Data extracted from a collection:
+===+

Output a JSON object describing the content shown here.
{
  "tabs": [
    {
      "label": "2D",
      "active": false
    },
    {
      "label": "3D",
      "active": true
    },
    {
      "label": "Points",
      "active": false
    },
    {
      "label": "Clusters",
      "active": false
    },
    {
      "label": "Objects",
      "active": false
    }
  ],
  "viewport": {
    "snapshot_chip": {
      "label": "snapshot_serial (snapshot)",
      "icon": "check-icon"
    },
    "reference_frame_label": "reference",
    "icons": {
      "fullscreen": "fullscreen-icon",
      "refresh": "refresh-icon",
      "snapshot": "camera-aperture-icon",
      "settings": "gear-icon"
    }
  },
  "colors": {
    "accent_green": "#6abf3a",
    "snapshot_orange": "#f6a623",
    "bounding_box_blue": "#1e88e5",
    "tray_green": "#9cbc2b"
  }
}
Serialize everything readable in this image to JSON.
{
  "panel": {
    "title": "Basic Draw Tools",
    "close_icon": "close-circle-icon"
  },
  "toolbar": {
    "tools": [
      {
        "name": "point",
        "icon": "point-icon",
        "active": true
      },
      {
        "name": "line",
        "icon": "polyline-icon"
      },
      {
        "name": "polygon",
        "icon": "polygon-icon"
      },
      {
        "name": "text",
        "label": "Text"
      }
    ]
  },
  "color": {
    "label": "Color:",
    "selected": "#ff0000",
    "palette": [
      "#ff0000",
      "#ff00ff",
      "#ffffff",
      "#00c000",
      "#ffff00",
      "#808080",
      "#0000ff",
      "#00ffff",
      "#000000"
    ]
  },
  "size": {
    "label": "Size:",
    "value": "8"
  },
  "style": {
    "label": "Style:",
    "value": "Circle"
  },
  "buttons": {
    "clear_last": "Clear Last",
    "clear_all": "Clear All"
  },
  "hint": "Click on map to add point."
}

+===+

Written request:
Return, unchanged, each line from the line containing "Serialize everything readable" through the last line of the material.

Exercise output:
Serialize everything readable in this image to JSON.
{
  "panel": {
    "title": "Basic Draw Tools",
    "close_icon": "close-circle-icon"
  },
  "toolbar": {
    "tools": [
      {
        "name": "point",
        "icon": "point-icon",
        "active": true
      },
      {
        "name": "line",
        "icon": "polyline-icon"
      },
      {
        "name": "polygon",
        "icon": "polygon-icon"
      },
      {
        "name": "text",
        "label": "Text"
      }
    ]
  },
  "color": {
    "label": "Color:",
    "selected": "#ff0000",
    "palette": [
      "#ff0000",
      "#ff00ff",
      "#ffffff",
      "#00c000",
      "#ffff00",
      "#808080",
      "#0000ff",
      "#00ffff",
      "#000000"
    ]
  },
  "size": {
    "label": "Size:",
    "value": "8"
  },
  "style": {
    "label": "Style:",
    "value": "Circle"
  },
  "buttons": {
    "clear_last": "Clear Last",
    "clear_all": "Clear All"
  },
  "hint": "Click on map to add point."
}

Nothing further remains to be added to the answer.